# Short exercise
Find every line in the records that holds the string "while". Copy each one.

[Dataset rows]
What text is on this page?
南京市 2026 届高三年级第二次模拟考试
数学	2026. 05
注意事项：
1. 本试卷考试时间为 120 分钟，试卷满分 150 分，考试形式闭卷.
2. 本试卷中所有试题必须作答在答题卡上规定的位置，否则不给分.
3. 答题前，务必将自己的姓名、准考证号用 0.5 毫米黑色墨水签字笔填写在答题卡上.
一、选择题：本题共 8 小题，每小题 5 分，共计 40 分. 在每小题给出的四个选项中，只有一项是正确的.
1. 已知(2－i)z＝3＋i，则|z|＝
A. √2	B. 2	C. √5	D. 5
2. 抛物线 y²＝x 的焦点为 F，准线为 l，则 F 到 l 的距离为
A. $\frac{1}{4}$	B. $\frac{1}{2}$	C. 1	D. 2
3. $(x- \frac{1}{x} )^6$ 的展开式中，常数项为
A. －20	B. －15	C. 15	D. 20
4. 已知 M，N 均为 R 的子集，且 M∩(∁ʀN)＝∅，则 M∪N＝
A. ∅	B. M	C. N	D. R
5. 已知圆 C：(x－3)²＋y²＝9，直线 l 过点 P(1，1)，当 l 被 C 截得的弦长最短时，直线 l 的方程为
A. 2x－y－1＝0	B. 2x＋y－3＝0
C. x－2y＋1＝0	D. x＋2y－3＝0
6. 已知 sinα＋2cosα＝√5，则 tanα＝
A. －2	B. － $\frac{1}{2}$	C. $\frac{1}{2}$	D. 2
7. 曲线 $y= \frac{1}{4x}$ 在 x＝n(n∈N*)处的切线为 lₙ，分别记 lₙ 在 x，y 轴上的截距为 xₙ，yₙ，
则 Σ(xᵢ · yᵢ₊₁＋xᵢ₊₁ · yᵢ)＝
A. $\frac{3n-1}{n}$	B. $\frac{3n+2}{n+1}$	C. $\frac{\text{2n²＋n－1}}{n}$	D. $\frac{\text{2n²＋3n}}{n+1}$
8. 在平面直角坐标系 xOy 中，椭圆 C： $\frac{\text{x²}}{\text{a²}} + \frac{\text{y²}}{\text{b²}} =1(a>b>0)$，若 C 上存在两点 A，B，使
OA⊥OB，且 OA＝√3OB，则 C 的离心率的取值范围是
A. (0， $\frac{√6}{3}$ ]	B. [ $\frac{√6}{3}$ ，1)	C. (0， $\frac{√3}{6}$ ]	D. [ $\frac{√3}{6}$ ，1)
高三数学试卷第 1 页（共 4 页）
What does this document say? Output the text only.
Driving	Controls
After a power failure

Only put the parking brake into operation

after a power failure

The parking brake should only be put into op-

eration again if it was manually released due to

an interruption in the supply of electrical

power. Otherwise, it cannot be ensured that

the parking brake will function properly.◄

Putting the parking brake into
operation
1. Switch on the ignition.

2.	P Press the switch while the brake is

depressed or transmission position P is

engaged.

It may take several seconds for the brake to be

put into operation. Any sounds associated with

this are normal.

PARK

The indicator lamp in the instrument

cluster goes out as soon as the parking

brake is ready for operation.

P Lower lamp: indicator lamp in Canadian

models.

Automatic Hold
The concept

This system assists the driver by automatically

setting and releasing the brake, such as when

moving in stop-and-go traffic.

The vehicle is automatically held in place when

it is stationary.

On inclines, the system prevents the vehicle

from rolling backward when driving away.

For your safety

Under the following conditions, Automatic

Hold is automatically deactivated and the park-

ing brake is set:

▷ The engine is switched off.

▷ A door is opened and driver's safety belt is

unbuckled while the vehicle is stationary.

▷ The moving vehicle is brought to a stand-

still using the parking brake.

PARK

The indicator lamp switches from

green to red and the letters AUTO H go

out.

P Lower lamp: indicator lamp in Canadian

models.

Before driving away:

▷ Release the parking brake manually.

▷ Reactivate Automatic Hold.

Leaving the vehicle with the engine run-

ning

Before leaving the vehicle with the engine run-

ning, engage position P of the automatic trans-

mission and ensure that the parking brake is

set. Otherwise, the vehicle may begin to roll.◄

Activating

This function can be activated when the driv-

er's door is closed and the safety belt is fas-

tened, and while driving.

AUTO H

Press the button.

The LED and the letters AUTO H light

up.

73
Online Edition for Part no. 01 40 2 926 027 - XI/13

# Task answer
2.	P Press the switch while the brake is
unbuckled while the vehicle is stationary.
tened, and while driving.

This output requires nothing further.